● Material to process:
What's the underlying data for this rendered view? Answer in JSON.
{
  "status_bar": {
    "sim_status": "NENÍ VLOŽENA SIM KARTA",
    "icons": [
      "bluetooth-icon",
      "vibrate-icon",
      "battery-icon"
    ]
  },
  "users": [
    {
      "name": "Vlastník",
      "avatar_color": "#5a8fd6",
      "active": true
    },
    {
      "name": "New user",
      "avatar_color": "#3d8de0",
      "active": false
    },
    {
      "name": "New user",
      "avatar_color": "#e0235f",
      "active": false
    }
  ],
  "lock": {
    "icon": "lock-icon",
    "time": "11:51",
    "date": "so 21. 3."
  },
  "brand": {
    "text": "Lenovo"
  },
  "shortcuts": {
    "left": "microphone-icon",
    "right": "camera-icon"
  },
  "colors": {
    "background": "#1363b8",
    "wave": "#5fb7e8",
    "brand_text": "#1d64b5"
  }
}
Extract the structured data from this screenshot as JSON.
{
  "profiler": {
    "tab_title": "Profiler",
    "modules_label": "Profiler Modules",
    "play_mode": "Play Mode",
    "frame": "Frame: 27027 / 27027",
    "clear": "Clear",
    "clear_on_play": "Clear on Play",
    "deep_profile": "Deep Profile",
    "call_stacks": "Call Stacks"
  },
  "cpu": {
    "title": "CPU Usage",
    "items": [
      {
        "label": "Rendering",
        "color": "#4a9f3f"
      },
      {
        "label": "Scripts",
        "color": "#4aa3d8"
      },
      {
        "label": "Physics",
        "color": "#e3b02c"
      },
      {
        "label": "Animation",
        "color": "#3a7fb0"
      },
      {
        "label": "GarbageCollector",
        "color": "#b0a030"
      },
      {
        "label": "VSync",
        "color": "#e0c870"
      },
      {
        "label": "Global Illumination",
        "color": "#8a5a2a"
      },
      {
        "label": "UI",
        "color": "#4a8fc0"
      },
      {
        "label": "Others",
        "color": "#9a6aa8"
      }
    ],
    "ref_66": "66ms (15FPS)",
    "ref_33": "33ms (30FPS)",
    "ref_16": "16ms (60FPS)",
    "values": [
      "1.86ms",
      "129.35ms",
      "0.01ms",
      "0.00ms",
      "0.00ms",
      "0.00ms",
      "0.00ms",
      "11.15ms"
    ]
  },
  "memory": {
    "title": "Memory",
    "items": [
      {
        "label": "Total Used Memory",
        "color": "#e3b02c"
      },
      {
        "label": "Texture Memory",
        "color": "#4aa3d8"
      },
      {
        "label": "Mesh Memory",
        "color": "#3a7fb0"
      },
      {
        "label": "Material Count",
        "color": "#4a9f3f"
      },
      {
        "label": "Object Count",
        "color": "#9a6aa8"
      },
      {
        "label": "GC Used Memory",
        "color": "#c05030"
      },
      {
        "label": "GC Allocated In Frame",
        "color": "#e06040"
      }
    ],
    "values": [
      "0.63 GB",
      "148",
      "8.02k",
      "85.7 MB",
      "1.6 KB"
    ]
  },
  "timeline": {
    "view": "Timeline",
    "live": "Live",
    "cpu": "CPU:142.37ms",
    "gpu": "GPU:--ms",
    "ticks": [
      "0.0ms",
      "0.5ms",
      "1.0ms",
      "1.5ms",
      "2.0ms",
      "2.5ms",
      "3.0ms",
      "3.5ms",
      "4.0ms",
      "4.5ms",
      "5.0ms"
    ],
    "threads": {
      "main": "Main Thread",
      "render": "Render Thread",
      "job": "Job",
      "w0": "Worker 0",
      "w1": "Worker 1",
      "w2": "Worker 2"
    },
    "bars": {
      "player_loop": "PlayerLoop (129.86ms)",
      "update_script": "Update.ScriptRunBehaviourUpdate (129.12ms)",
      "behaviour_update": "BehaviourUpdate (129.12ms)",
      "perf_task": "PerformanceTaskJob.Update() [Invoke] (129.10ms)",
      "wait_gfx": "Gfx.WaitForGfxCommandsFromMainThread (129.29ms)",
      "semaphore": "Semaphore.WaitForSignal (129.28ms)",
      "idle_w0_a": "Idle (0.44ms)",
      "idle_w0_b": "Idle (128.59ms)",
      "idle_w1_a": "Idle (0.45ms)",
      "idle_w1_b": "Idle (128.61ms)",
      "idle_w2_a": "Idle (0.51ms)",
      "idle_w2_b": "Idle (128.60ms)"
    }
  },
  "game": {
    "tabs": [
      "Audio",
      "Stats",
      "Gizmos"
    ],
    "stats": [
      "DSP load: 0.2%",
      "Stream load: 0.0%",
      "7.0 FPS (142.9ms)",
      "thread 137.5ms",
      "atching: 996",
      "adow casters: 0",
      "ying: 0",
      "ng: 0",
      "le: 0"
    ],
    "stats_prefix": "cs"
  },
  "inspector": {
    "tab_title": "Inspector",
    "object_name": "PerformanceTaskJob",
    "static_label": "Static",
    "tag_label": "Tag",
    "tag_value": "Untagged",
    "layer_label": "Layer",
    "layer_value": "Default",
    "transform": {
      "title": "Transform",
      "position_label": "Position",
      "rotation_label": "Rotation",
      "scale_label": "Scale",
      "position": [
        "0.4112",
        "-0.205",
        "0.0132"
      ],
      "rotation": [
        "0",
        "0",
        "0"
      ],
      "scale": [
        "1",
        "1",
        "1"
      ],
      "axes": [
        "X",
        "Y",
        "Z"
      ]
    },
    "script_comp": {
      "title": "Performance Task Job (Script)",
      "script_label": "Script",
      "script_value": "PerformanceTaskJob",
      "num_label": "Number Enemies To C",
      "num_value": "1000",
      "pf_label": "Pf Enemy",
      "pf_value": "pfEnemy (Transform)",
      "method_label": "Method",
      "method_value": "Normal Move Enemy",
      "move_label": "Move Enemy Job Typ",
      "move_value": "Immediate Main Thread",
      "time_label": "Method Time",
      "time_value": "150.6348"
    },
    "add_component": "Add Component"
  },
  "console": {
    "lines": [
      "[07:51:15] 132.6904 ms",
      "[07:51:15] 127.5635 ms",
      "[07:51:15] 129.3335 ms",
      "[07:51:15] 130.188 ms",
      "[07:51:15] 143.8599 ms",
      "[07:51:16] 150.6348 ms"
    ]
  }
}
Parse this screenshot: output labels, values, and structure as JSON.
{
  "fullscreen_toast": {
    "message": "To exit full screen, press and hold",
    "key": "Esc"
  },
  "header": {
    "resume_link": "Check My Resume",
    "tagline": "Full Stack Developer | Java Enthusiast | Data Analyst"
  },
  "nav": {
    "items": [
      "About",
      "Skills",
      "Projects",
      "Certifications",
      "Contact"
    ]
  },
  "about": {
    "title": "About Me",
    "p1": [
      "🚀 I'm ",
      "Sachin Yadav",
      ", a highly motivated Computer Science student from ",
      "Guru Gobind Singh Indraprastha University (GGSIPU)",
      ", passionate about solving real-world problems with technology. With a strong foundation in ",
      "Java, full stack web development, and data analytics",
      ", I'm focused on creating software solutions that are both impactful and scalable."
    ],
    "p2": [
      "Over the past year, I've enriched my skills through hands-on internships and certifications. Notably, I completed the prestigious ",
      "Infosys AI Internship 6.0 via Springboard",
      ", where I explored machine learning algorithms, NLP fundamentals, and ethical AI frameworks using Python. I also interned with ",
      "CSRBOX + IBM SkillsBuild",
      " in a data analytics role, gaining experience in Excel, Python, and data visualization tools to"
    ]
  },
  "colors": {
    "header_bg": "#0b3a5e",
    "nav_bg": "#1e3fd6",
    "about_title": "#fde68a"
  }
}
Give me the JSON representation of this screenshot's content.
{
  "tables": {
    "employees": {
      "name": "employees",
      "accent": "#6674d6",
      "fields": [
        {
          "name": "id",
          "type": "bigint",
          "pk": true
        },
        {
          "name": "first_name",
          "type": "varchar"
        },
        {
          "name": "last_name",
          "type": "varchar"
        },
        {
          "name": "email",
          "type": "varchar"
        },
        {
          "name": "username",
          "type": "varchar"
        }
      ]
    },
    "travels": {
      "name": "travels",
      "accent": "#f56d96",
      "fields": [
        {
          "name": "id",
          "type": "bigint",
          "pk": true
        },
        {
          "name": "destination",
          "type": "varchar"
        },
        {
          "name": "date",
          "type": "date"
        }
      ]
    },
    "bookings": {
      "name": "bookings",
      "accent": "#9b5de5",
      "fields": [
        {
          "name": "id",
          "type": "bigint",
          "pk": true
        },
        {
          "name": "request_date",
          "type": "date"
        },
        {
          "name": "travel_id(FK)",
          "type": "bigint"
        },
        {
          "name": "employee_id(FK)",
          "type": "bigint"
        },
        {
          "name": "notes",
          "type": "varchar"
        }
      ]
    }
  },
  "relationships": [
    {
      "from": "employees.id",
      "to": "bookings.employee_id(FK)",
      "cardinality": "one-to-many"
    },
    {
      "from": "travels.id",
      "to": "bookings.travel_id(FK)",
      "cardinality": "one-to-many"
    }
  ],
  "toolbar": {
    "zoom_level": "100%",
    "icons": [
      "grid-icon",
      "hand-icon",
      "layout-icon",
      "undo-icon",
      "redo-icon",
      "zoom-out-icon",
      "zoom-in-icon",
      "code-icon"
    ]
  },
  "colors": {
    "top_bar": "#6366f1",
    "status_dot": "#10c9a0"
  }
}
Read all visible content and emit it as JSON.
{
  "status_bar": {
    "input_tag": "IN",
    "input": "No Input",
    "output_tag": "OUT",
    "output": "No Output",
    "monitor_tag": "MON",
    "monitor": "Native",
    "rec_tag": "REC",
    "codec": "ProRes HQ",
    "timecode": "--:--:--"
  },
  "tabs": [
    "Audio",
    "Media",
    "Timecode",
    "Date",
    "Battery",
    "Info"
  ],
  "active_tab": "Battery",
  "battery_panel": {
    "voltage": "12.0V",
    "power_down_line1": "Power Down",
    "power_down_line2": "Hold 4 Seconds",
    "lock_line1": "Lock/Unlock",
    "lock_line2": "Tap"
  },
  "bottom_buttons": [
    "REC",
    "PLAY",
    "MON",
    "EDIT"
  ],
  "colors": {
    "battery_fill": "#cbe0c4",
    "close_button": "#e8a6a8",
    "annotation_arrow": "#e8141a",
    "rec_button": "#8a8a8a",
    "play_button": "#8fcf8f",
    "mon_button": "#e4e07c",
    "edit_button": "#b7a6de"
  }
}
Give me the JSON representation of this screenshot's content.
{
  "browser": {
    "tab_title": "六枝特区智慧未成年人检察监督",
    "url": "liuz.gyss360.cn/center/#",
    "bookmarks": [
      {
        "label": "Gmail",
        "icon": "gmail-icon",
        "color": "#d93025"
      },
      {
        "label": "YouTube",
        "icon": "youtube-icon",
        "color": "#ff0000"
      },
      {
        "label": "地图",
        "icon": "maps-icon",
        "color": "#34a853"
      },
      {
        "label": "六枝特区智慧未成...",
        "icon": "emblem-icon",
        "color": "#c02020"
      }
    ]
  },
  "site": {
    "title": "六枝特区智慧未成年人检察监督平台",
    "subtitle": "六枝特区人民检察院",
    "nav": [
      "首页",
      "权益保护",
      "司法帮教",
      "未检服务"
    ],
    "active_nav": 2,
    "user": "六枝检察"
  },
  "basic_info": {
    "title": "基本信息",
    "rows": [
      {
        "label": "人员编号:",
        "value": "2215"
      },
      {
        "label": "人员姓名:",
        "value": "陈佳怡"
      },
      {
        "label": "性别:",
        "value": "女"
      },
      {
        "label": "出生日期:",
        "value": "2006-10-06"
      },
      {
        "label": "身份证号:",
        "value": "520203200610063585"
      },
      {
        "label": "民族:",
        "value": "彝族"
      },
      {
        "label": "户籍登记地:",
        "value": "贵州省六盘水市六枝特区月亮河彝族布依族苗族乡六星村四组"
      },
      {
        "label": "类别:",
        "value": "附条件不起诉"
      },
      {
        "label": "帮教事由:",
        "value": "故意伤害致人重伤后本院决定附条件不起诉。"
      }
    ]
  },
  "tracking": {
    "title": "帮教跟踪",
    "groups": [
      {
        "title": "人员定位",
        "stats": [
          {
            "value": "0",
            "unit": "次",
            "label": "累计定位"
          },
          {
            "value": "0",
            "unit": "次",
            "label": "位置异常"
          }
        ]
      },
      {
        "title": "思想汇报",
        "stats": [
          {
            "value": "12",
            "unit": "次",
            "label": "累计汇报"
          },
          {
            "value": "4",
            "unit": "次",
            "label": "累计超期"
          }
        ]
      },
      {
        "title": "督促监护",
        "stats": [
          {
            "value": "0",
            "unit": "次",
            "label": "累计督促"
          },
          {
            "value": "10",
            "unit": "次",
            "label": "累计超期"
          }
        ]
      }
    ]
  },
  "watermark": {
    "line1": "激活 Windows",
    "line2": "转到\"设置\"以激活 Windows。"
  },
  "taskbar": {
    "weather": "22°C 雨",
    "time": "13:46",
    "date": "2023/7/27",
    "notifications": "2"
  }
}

● The exercise:
Identify which lines contain the word "accent" and copy each one.

● Response to this exercise:
      "accent": "#6674d6",
      "accent": "#f56d96",
      "accent": "#9b5de5",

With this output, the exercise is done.